Your output should contain every record, unchanged.

┌──

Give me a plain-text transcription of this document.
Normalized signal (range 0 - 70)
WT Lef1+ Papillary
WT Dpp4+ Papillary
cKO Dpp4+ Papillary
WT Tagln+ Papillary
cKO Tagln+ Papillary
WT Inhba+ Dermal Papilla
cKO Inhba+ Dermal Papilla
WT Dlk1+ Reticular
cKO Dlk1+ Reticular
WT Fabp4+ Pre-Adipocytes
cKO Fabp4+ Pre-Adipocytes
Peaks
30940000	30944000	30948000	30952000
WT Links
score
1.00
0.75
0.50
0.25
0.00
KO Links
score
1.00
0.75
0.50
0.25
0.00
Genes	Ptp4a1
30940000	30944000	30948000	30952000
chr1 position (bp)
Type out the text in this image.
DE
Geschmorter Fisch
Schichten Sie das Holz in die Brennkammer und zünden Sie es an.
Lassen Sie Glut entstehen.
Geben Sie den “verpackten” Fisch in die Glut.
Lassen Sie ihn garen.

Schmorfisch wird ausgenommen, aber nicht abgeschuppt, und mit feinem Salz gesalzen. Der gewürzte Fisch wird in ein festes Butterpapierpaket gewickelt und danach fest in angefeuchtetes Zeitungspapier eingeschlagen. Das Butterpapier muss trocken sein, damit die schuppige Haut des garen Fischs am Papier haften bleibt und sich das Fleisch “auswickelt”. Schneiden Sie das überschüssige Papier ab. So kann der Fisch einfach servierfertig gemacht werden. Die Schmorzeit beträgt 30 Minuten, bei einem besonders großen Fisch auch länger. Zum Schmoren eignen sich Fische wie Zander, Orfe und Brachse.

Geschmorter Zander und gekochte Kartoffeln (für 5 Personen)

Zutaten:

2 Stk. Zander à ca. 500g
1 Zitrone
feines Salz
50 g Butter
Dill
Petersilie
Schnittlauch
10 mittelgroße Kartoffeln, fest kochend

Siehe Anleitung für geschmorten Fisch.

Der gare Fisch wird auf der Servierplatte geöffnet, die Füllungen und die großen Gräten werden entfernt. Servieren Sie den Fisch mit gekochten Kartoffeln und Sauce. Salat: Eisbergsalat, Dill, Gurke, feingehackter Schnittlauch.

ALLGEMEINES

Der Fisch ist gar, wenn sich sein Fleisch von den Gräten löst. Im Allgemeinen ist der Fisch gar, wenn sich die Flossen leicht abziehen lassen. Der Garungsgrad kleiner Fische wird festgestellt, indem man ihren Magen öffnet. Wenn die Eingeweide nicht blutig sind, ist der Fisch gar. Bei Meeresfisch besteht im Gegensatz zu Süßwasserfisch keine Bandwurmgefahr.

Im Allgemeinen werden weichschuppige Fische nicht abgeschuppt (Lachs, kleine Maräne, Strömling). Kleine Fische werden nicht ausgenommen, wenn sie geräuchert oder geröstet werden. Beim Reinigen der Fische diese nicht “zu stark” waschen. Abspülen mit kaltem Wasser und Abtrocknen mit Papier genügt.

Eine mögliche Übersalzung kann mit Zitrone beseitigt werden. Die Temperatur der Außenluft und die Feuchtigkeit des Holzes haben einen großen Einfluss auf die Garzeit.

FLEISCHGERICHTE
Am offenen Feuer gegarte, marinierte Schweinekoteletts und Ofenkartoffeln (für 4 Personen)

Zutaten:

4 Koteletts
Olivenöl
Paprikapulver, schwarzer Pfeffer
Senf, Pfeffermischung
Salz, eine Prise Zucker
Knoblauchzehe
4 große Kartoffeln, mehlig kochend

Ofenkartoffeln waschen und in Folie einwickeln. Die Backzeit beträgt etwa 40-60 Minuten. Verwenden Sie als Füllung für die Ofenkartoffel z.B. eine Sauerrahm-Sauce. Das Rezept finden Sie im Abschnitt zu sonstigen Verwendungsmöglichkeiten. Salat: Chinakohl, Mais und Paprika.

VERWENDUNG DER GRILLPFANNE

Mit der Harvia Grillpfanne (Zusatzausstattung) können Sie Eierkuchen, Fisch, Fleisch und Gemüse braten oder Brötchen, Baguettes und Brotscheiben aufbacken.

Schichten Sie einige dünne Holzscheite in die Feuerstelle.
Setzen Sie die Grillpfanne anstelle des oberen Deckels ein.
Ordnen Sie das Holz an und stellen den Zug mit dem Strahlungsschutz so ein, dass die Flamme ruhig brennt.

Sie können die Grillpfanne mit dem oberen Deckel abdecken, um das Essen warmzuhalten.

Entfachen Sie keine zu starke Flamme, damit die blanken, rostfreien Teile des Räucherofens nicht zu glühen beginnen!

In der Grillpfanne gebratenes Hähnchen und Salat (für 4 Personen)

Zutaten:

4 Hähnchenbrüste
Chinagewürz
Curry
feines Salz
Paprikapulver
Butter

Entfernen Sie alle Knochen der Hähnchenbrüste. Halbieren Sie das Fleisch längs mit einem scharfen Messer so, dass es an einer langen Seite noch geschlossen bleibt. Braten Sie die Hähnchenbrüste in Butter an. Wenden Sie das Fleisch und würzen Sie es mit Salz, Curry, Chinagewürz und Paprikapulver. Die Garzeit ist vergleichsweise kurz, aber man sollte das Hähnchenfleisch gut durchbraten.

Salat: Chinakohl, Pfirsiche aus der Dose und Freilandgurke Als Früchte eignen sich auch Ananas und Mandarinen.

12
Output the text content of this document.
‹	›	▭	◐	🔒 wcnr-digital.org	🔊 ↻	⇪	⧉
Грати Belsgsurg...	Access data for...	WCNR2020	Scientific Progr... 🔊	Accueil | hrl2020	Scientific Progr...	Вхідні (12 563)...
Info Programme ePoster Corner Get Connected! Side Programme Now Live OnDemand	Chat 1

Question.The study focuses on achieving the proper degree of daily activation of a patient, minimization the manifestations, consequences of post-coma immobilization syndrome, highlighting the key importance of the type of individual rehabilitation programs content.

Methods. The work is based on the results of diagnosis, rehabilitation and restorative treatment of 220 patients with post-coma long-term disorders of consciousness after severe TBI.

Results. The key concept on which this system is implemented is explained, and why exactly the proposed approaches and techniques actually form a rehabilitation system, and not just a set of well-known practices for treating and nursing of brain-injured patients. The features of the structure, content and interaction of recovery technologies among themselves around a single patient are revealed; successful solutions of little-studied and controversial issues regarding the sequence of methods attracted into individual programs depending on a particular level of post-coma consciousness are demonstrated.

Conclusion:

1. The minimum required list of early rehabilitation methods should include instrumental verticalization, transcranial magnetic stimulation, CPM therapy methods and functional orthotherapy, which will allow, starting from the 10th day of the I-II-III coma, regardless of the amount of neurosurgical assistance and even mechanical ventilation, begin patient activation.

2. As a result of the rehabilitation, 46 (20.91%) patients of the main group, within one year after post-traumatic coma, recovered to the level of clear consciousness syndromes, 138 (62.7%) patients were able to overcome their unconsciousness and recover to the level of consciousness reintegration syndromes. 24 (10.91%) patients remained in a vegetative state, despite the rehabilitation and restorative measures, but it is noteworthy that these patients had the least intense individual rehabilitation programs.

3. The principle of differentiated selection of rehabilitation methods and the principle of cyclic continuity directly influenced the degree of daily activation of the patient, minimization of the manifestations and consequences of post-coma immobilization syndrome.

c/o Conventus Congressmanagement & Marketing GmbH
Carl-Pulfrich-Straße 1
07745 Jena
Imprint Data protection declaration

└──

Solved exercise:
Give me a plain-text transcription of this document.
Normalized signal (range 0 - 70)
WT Lef1+ Papillary
WT Dpp4+ Papillary
cKO Dpp4+ Papillary
WT Tagln+ Papillary
cKO Tagln+ Papillary
WT Inhba+ Dermal Papilla
cKO Inhba+ Dermal Papilla
WT Dlk1+ Reticular
cKO Dlk1+ Reticular
WT Fabp4+ Pre-Adipocytes
cKO Fabp4+ Pre-Adipocytes
Peaks
30940000	30944000	30948000	30952000
WT Links
score
1.00
0.75
0.50
0.25
0.00
KO Links
score
1.00
0.75
0.50
0.25
0.00
Genes	Ptp4a1
30940000	30944000	30948000	30952000
chr1 position (bp)
Type out the text in this image.
DE
Geschmorter Fisch
Schichten Sie das Holz in die Brennkammer und zünden Sie es an.
Lassen Sie Glut entstehen.
Geben Sie den “verpackten” Fisch in die Glut.
Lassen Sie ihn garen.

Schmorfisch wird ausgenommen, aber nicht abgeschuppt, und mit feinem Salz gesalzen. Der gewürzte Fisch wird in ein festes Butterpapierpaket gewickelt und danach fest in angefeuchtetes Zeitungspapier eingeschlagen. Das Butterpapier muss trocken sein, damit die schuppige Haut des garen Fischs am Papier haften bleibt und sich das Fleisch “auswickelt”. Schneiden Sie das überschüssige Papier ab. So kann der Fisch einfach servierfertig gemacht werden. Die Schmorzeit beträgt 30 Minuten, bei einem besonders großen Fisch auch länger. Zum Schmoren eignen sich Fische wie Zander, Orfe und Brachse.

Geschmorter Zander und gekochte Kartoffeln (für 5 Personen)

Zutaten:

2 Stk. Zander à ca. 500g
1 Zitrone
feines Salz
50 g Butter
Dill
Petersilie
Schnittlauch
10 mittelgroße Kartoffeln, fest kochend

Siehe Anleitung für geschmorten Fisch.

Der gare Fisch wird auf der Servierplatte geöffnet, die Füllungen und die großen Gräten werden entfernt. Servieren Sie den Fisch mit gekochten Kartoffeln und Sauce. Salat: Eisbergsalat, Dill, Gurke, feingehackter Schnittlauch.

ALLGEMEINES

Der Fisch ist gar, wenn sich sein Fleisch von den Gräten löst. Im Allgemeinen ist der Fisch gar, wenn sich die Flossen leicht abziehen lassen. Der Garungsgrad kleiner Fische wird festgestellt, indem man ihren Magen öffnet. Wenn die Eingeweide nicht blutig sind, ist der Fisch gar. Bei Meeresfisch besteht im Gegensatz zu Süßwasserfisch keine Bandwurmgefahr.

Im Allgemeinen werden weichschuppige Fische nicht abgeschuppt (Lachs, kleine Maräne, Strömling). Kleine Fische werden nicht ausgenommen, wenn sie geräuchert oder geröstet werden. Beim Reinigen der Fische diese nicht “zu stark” waschen. Abspülen mit kaltem Wasser und Abtrocknen mit Papier genügt.

Eine mögliche Übersalzung kann mit Zitrone beseitigt werden. Die Temperatur der Außenluft und die Feuchtigkeit des Holzes haben einen großen Einfluss auf die Garzeit.

FLEISCHGERICHTE
Am offenen Feuer gegarte, marinierte Schweinekoteletts und Ofenkartoffeln (für 4 Personen)

Zutaten:

4 Koteletts
Olivenöl
Paprikapulver, schwarzer Pfeffer
Senf, Pfeffermischung
Salz, eine Prise Zucker
Knoblauchzehe
4 große Kartoffeln, mehlig kochend

Ofenkartoffeln waschen und in Folie einwickeln. Die Backzeit beträgt etwa 40-60 Minuten. Verwenden Sie als Füllung für die Ofenkartoffel z.B. eine Sauerrahm-Sauce. Das Rezept finden Sie im Abschnitt zu sonstigen Verwendungsmöglichkeiten. Salat: Chinakohl, Mais und Paprika.

VERWENDUNG DER GRILLPFANNE

Mit der Harvia Grillpfanne (Zusatzausstattung) können Sie Eierkuchen, Fisch, Fleisch und Gemüse braten oder Brötchen, Baguettes und Brotscheiben aufbacken.

Schichten Sie einige dünne Holzscheite in die Feuerstelle.
Setzen Sie die Grillpfanne anstelle des oberen Deckels ein.
Ordnen Sie das Holz an und stellen den Zug mit dem Strahlungsschutz so ein, dass die Flamme ruhig brennt.

Sie können die Grillpfanne mit dem oberen Deckel abdecken, um das Essen warmzuhalten.

Entfachen Sie keine zu starke Flamme, damit die blanken, rostfreien Teile des Räucherofens nicht zu glühen beginnen!

In der Grillpfanne gebratenes Hähnchen und Salat (für 4 Personen)

Zutaten:

4 Hähnchenbrüste
Chinagewürz
Curry
feines Salz
Paprikapulver
Butter

Entfernen Sie alle Knochen der Hähnchenbrüste. Halbieren Sie das Fleisch längs mit einem scharfen Messer so, dass es an einer langen Seite noch geschlossen bleibt. Braten Sie die Hähnchenbrüste in Butter an. Wenden Sie das Fleisch und würzen Sie es mit Salz, Curry, Chinagewürz und Paprikapulver. Die Garzeit ist vergleichsweise kurz, aber man sollte das Hähnchenfleisch gut durchbraten.

Salat: Chinakohl, Pfirsiche aus der Dose und Freilandgurke Als Früchte eignen sich auch Ananas und Mandarinen.

12
Output the text content of this document.
‹	›	▭	◐	🔒 wcnr-digital.org	🔊 ↻	⇪	⧉
Грати Belsgsurg...	Access data for...	WCNR2020	Scientific Progr... 🔊	Accueil | hrl2020	Scientific Progr...	Вхідні (12 563)...
Info Programme ePoster Corner Get Connected! Side Programme Now Live OnDemand	Chat 1

Question.The study focuses on achieving the proper degree of daily activation of a patient, minimization the manifestations, consequences of post-coma immobilization syndrome, highlighting the key importance of the type of individual rehabilitation programs content.

Methods. The work is based on the results of diagnosis, rehabilitation and restorative treatment of 220 patients with post-coma long-term disorders of consciousness after severe TBI.

Results. The key concept on which this system is implemented is explained, and why exactly the proposed approaches and techniques actually form a rehabilitation system, and not just a set of well-known practices for treating and nursing of brain-injured patients. The features of the structure, content and interaction of recovery technologies among themselves around a single patient are revealed; successful solutions of little-studied and controversial issues regarding the sequence of methods attracted into individual programs depending on a particular level of post-coma consciousness are demonstrated.

Conclusion:

1. The minimum required list of early rehabilitation methods should include instrumental verticalization, transcranial magnetic stimulation, CPM therapy methods and functional orthotherapy, which will allow, starting from the 10th day of the I-II-III coma, regardless of the amount of neurosurgical assistance and even mechanical ventilation, begin patient activation.

2. As a result of the rehabilitation, 46 (20.91%) patients of the main group, within one year after post-traumatic coma, recovered to the level of clear consciousness syndromes, 138 (62.7%) patients were able to overcome their unconsciousness and recover to the level of consciousness reintegration syndromes. 24 (10.91%) patients remained in a vegetative state, despite the rehabilitation and restorative measures, but it is noteworthy that these patients had the least intense individual rehabilitation programs.

3. The principle of differentiated selection of rehabilitation methods and the principle of cyclic continuity directly influenced the degree of daily activation of the patient, minimization of the manifestations and consequences of post-coma immobilization syndrome.

c/o Conventus Congressmanagement & Marketing GmbH
Carl-Pulfrich-Straße 1
07745 Jena
Imprint Data protection declaration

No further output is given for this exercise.